▶ WHAT TO DO: Copy out the complete listing, word for word.

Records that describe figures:
========================
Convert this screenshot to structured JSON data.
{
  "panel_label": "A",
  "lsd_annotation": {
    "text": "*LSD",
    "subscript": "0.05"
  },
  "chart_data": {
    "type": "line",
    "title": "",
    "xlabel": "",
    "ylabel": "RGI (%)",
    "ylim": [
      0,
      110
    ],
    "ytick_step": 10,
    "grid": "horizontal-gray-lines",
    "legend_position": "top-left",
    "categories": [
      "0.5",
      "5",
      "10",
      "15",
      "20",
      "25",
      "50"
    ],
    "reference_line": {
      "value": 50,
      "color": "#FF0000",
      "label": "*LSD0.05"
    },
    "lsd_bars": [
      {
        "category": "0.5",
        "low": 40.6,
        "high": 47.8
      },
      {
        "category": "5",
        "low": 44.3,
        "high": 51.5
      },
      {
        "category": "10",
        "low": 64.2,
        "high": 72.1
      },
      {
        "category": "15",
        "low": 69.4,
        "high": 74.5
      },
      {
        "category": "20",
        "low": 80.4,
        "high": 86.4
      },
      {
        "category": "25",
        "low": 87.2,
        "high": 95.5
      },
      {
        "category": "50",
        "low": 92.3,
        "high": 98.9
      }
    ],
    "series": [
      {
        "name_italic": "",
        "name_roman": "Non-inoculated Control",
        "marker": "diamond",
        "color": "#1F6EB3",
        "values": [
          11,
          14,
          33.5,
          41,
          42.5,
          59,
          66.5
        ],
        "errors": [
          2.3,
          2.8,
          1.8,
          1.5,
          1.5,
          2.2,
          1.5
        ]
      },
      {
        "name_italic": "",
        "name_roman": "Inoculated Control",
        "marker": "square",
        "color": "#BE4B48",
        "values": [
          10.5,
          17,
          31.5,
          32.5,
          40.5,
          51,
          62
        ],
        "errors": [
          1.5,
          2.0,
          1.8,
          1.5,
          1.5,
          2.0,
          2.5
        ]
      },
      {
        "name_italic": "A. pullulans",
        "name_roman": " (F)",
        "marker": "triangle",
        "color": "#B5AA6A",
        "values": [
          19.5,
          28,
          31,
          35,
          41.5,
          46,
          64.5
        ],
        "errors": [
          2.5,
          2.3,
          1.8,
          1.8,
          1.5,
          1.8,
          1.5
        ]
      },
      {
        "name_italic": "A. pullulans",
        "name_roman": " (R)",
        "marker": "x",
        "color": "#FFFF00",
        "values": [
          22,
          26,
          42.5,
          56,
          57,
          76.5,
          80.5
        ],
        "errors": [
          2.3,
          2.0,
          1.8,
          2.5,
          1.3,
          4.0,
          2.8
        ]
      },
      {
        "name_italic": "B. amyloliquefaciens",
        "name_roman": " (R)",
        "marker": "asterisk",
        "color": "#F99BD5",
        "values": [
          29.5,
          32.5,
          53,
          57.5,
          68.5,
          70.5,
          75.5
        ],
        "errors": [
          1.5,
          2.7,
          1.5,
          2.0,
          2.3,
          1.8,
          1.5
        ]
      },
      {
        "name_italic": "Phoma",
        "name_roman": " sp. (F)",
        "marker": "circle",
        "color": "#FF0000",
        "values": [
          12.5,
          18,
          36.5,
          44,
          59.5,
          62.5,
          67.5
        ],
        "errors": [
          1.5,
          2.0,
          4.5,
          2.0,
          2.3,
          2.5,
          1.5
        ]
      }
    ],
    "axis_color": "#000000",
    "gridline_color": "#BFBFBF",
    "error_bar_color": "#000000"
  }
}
========================
▶ RESULT OF THE EXERCISE:
Convert this screenshot to structured JSON data.
{
  "panel_label": "A",
  "lsd_annotation": {
    "text": "*LSD",
    "subscript": "0.05"
  },
  "chart_data": {
    "type": "line",
    "title": "",
    "xlabel": "",
    "ylabel": "RGI (%)",
    "ylim": [
      0,
      110
    ],
    "ytick_step": 10,
    "grid": "horizontal-gray-lines",
    "legend_position": "top-left",
    "categories": [
      "0.5",
      "5",
      "10",
      "15",
      "20",
      "25",
      "50"
    ],
    "reference_line": {
      "value": 50,
      "color": "#FF0000",
      "label": "*LSD0.05"
    },
    "lsd_bars": [
      {
        "category": "0.5",
        "low": 40.6,
        "high": 47.8
      },
      {
        "category": "5",
        "low": 44.3,
        "high": 51.5
      },
      {
        "category": "10",
        "low": 64.2,
        "high": 72.1
      },
      {
        "category": "15",
        "low": 69.4,
        "high": 74.5
      },
      {
        "category": "20",
        "low": 80.4,
        "high": 86.4
      },
      {
        "category": "25",
        "low": 87.2,
        "high": 95.5
      },
      {
        "category": "50",
        "low": 92.3,
        "high": 98.9
      }
    ],
    "series": [
      {
        "name_italic": "",
        "name_roman": "Non-inoculated Control",
        "marker": "diamond",
        "color": "#1F6EB3",
        "values": [
          11,
          14,
          33.5,
          41,
          42.5,
          59,
          66.5
        ],
        "errors": [
          2.3,
          2.8,
          1.8,
          1.5,
          1.5,
          2.2,
          1.5
        ]
      },
      {
        "name_italic": "",
        "name_roman": "Inoculated Control",
        "marker": "square",
        "color": "#BE4B48",
        "values": [
          10.5,
          17,
          31.5,
          32.5,
          40.5,
          51,
          62
        ],
        "errors": [
          1.5,
          2.0,
          1.8,
          1.5,
          1.5,
          2.0,
          2.5
        ]
      },
      {
        "name_italic": "A. pullulans",
        "name_roman": " (F)",
        "marker": "triangle",
        "color": "#B5AA6A",
        "values": [
          19.5,
          28,
          31,
          35,
          41.5,
          46,
          64.5
        ],
        "errors": [
          2.5,
          2.3,
          1.8,
          1.8,
          1.5,
          1.8,
          1.5
        ]
      },
      {
        "name_italic": "A. pullulans",
        "name_roman": " (R)",
        "marker": "x",
        "color": "#FFFF00",
        "values": [
          22,
          26,
          42.5,
          56,
          57,
          76.5,
          80.5
        ],
        "errors": [
          2.3,
          2.0,
          1.8,
          2.5,
          1.3,
          4.0,
          2.8
        ]
      },
      {
        "name_italic": "B. amyloliquefaciens",
        "name_roman": " (R)",
        "marker": "asterisk",
        "color": "#F99BD5",
        "values": [
          29.5,
          32.5,
          53,
          57.5,
          68.5,
          70.5,
          75.5
        ],
        "errors": [
          1.5,
          2.7,
          1.5,
          2.0,
          2.3,
          1.8,
          1.5
        ]
      },
      {
        "name_italic": "Phoma",
        "name_roman": " sp. (F)",
        "marker": "circle",
        "color": "#FF0000",
        "values": [
          12.5,
          18,
          36.5,
          44,
          59.5,
          62.5,
          67.5
        ],
        "errors": [
          1.5,
          2.0,
          4.5,
          2.0,
          2.3,
          2.5,
          1.5
        ]
      }
    ],
    "axis_color": "#000000",
    "gridline_color": "#BFBFBF",
    "error_bar_color": "#000000"
  }
}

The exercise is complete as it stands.